STATED EXERCISE:
Show all lines from the data that include the word "гірше".

(Extracted data entries)
+ + + + + + +

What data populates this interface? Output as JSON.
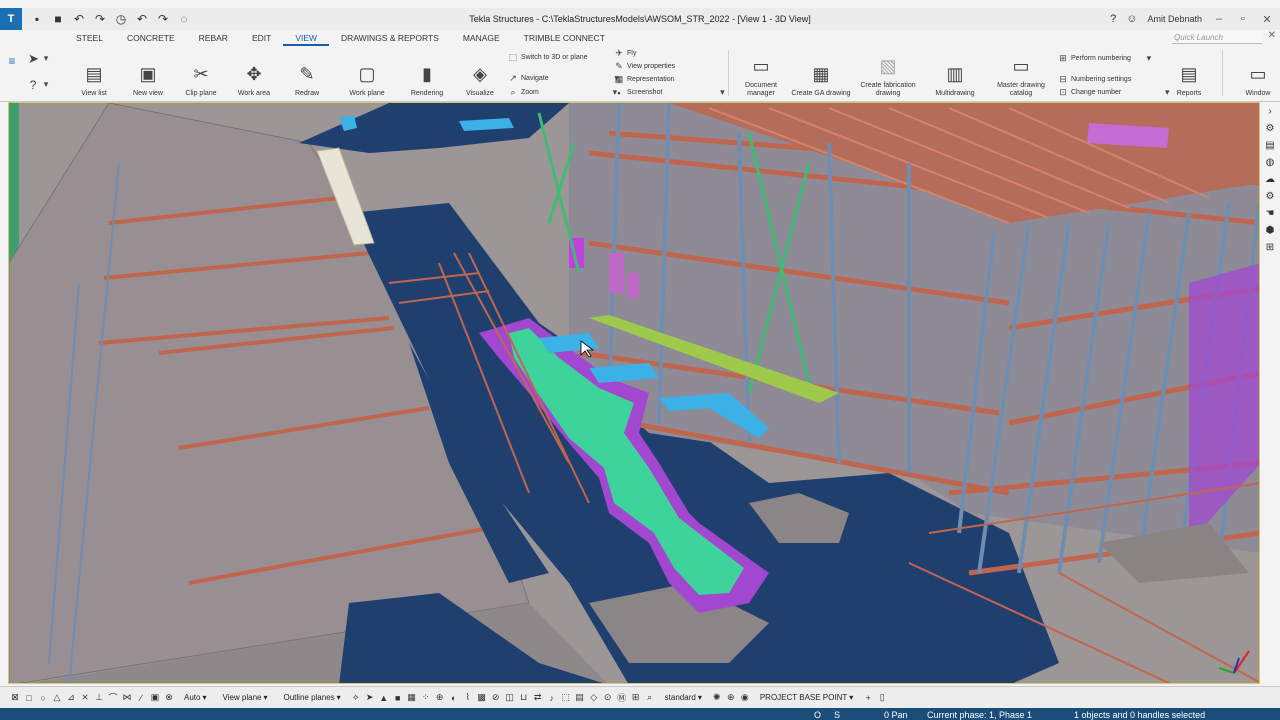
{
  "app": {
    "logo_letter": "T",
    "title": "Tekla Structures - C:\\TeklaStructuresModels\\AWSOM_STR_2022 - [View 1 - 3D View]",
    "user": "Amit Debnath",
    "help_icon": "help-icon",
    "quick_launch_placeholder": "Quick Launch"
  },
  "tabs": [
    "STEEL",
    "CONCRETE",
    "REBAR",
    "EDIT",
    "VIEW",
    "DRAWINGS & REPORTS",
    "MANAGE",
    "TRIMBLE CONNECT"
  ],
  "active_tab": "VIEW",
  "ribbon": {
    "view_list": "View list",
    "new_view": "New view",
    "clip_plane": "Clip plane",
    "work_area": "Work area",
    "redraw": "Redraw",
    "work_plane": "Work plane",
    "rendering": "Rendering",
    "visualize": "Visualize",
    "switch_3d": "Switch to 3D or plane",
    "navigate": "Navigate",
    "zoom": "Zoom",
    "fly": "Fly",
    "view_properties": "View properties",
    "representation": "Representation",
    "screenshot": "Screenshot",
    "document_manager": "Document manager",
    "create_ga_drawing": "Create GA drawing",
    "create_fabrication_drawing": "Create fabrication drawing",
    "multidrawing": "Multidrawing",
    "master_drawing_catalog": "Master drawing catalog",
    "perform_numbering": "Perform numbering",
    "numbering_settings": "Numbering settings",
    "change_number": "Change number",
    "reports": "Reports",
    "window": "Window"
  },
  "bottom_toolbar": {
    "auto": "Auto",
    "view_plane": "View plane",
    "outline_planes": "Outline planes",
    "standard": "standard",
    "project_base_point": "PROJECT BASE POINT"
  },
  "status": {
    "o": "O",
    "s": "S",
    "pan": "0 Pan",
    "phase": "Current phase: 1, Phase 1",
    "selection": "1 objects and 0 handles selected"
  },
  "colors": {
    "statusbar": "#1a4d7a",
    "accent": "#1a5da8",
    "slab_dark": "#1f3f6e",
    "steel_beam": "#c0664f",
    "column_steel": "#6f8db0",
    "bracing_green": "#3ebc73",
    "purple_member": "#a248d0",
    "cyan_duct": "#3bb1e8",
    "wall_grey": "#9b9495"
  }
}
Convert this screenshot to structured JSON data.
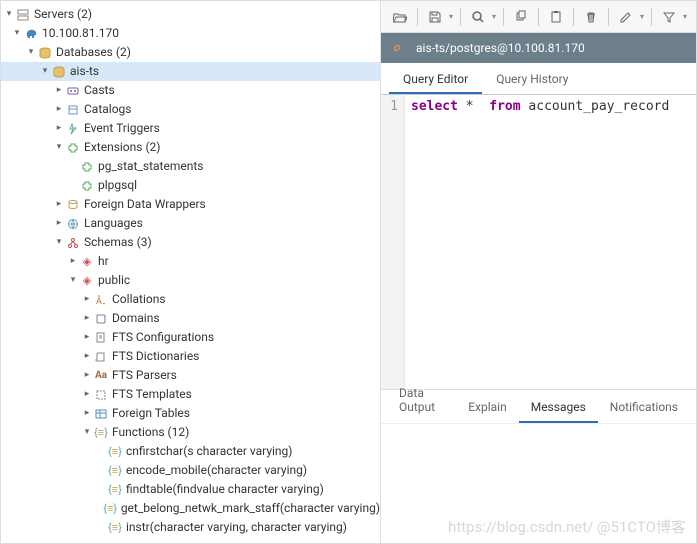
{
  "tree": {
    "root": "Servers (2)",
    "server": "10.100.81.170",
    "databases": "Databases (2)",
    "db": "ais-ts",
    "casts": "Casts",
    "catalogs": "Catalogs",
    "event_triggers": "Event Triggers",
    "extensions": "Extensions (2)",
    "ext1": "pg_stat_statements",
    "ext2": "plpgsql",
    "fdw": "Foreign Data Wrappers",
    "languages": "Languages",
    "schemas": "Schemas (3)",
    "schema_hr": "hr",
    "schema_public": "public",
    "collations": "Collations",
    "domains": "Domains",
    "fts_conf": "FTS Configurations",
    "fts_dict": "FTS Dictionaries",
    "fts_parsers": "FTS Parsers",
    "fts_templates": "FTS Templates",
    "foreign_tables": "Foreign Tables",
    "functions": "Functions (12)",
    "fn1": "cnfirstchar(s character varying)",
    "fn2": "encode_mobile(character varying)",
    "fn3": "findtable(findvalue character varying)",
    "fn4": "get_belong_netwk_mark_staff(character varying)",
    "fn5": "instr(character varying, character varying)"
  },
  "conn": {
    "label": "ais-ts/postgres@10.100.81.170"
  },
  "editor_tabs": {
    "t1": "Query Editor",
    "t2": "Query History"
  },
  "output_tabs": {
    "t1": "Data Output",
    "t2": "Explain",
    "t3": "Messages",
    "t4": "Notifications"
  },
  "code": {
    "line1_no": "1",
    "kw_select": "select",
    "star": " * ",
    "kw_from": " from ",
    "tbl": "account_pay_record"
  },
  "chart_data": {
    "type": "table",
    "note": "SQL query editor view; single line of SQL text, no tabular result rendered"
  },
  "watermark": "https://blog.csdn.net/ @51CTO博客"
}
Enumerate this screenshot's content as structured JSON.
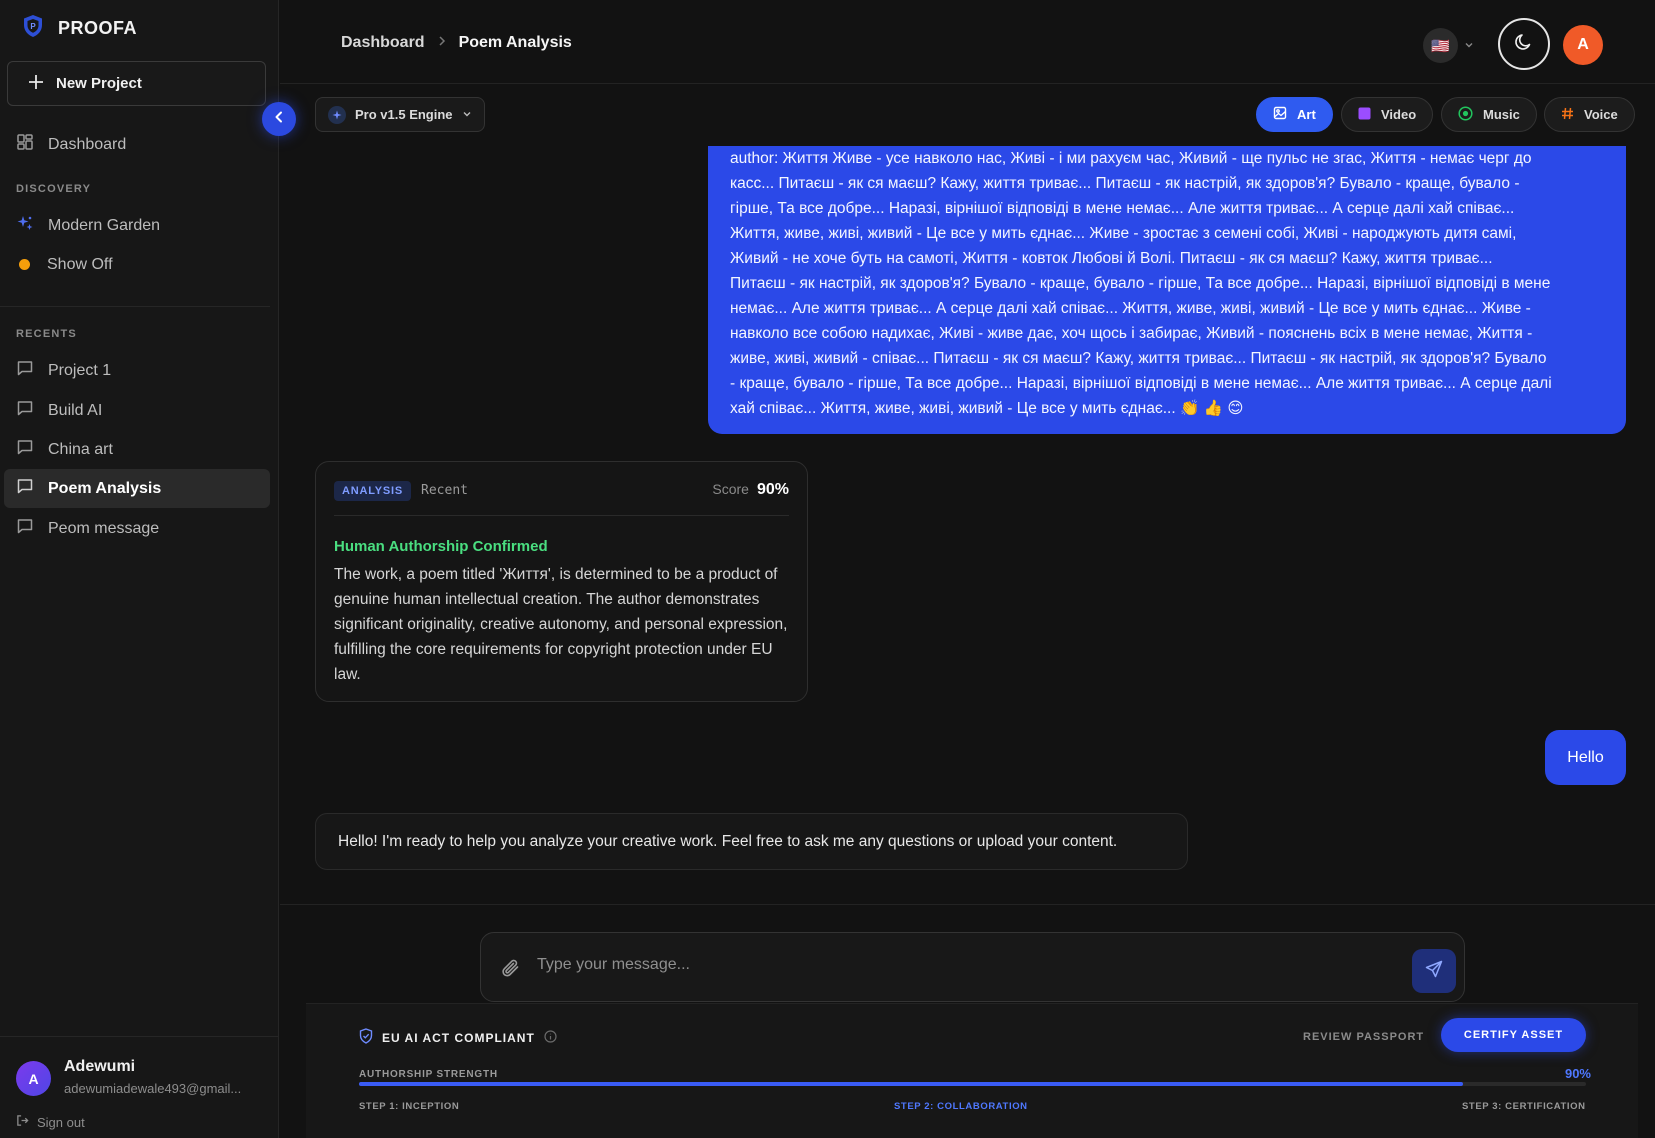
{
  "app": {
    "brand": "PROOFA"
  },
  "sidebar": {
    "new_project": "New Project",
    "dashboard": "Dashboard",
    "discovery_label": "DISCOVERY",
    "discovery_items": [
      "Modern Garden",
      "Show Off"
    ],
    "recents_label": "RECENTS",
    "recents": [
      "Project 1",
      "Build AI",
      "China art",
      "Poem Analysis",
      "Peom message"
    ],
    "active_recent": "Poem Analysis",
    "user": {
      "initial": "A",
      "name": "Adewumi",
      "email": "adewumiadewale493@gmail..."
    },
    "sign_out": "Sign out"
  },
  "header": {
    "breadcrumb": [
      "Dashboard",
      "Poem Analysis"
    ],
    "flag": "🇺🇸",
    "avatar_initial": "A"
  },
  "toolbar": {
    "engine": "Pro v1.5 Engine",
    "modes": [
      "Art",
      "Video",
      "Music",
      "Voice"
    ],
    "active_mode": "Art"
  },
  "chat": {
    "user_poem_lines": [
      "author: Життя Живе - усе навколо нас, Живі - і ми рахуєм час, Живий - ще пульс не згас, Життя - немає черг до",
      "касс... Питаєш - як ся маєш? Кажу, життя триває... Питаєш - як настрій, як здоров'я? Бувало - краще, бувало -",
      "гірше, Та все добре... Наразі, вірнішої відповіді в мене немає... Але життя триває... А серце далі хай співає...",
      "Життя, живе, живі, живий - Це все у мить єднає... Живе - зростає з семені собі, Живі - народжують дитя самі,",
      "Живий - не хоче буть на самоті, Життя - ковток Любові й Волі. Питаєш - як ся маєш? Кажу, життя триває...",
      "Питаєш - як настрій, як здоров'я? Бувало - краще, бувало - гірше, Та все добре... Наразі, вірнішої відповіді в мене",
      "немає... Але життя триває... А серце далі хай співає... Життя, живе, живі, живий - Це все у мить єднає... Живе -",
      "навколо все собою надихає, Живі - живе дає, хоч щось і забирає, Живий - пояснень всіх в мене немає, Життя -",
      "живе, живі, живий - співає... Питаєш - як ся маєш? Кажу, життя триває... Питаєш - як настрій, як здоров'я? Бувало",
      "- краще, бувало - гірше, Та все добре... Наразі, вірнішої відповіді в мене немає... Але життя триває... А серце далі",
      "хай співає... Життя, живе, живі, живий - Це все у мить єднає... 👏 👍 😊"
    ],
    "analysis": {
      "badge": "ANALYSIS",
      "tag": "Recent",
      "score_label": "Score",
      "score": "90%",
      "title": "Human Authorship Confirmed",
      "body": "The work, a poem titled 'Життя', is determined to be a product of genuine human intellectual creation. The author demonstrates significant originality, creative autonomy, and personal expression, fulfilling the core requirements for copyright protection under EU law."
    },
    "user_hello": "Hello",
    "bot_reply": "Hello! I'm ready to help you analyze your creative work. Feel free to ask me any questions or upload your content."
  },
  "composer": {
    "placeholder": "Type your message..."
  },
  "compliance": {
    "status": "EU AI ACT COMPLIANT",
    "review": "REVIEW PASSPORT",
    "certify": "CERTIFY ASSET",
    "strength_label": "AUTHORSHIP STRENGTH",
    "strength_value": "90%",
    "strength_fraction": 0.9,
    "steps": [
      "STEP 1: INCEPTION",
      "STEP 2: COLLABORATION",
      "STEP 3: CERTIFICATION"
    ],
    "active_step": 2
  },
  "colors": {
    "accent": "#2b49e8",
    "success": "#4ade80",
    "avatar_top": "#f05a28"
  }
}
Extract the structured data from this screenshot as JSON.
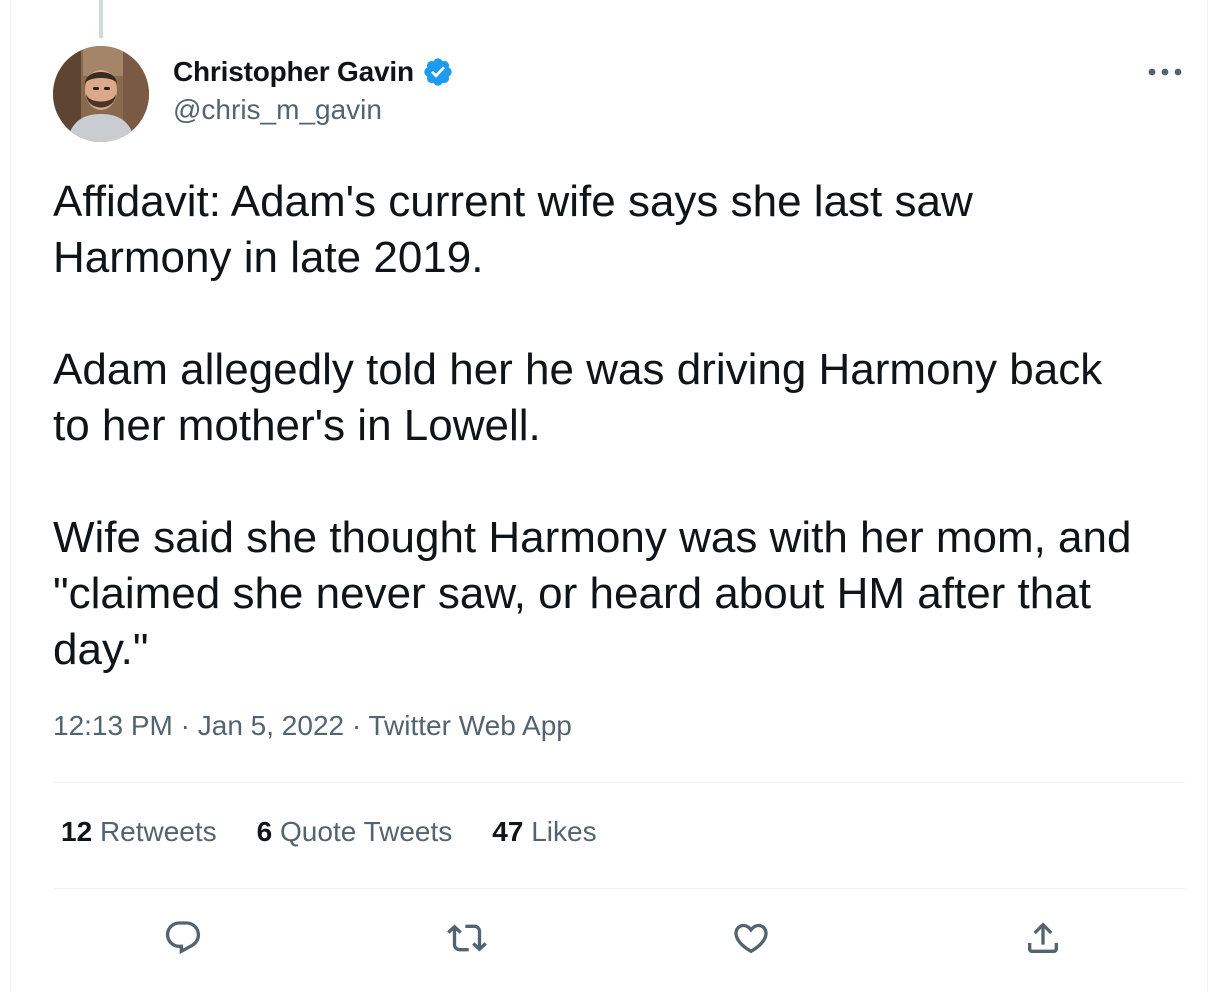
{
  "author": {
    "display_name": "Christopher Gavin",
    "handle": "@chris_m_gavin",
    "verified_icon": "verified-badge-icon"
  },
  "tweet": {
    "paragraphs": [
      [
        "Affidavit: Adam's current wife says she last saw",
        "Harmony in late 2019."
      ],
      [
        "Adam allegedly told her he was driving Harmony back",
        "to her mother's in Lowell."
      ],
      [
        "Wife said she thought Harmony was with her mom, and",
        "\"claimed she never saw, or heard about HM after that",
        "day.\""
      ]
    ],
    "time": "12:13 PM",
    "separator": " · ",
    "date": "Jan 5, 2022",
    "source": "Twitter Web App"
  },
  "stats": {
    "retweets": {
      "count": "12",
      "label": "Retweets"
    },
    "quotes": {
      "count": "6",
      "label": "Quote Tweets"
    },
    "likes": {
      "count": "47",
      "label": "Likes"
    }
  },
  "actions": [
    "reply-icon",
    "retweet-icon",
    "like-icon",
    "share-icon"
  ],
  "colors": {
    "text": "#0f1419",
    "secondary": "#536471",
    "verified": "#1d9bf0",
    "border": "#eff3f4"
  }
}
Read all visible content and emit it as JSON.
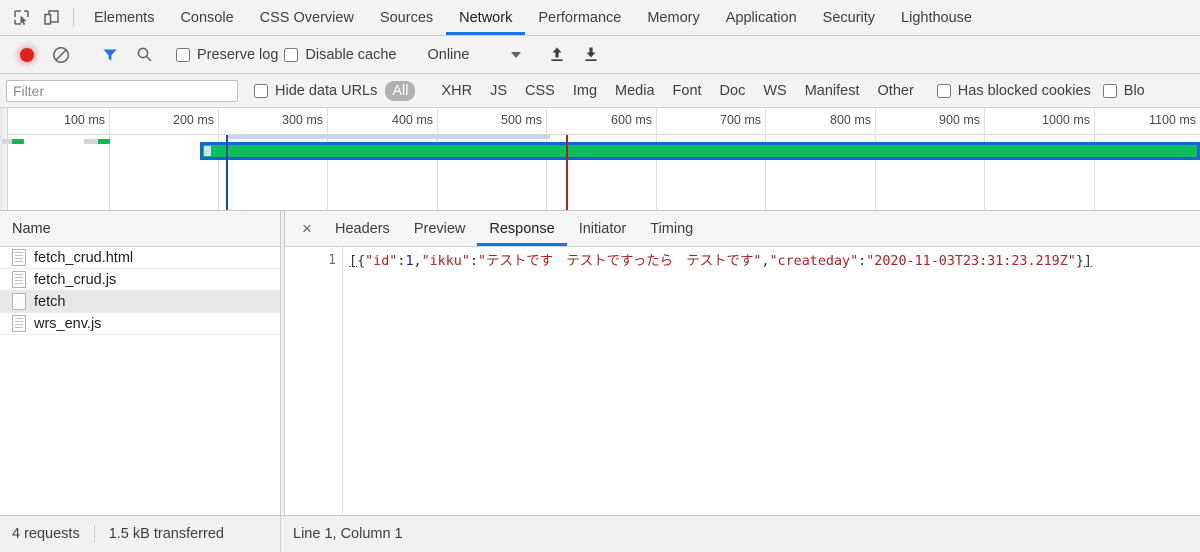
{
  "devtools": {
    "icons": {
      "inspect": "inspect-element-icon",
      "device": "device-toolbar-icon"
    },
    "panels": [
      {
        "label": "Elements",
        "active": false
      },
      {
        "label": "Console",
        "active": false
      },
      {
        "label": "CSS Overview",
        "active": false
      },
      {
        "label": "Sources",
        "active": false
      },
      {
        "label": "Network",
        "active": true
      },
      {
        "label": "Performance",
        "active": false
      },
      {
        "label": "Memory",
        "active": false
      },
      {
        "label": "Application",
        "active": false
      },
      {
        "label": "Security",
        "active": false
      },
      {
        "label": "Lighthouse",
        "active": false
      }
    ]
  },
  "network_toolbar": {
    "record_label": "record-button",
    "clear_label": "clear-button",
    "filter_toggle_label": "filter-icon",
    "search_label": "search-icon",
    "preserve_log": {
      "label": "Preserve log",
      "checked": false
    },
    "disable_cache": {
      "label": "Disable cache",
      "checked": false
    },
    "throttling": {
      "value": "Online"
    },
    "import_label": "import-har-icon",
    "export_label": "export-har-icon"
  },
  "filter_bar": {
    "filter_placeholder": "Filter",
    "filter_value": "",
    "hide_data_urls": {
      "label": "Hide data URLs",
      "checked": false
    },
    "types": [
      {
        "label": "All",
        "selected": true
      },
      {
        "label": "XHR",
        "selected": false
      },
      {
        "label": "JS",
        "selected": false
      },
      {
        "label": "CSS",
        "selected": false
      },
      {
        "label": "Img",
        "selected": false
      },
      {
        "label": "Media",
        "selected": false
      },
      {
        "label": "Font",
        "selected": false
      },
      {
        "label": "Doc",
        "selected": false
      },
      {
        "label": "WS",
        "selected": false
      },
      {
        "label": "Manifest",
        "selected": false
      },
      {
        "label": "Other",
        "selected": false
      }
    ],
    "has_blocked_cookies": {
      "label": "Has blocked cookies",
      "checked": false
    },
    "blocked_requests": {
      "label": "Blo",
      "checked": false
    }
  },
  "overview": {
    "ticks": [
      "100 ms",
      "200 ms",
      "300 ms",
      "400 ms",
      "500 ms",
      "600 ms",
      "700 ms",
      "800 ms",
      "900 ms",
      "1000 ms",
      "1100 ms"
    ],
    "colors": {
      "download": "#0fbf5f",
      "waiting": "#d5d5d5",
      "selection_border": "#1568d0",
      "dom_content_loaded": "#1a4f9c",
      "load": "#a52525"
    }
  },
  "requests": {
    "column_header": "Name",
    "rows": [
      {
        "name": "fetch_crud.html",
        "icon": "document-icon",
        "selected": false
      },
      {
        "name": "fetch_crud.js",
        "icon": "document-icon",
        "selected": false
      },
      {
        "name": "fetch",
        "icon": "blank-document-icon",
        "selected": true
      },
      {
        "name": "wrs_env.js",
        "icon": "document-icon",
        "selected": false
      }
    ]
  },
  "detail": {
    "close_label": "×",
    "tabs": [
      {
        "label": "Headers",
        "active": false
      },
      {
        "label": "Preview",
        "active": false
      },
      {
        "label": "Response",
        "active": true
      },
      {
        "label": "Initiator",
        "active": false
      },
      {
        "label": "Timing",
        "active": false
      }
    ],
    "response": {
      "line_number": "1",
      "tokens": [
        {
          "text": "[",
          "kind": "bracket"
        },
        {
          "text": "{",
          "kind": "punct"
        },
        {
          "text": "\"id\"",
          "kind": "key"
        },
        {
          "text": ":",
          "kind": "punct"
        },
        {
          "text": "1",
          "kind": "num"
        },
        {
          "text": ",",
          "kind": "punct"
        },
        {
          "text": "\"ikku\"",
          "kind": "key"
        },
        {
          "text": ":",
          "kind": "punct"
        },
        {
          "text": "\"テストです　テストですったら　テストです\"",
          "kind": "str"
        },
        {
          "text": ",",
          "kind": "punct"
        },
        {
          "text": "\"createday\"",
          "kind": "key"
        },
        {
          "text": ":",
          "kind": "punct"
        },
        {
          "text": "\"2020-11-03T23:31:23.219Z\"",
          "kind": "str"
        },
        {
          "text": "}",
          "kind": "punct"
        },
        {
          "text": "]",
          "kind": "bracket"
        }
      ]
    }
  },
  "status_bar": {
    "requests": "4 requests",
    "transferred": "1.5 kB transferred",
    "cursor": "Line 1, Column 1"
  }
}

+ + + + + + +

WORKED SOLUTION:
      "гірше, Та все добре... Наразі, вірнішої відповіді в мене немає... Але життя триває... А серце далі хай співає...",
      "Питаєш - як настрій, як здоров'я? Бувало - краще, бувало - гірше, Та все добре... Наразі, вірнішої відповіді в мене",
      "- краще, бувало - гірше, Та все добре... Наразі, вірнішої відповіді в мене немає... Але життя триває... А серце далі",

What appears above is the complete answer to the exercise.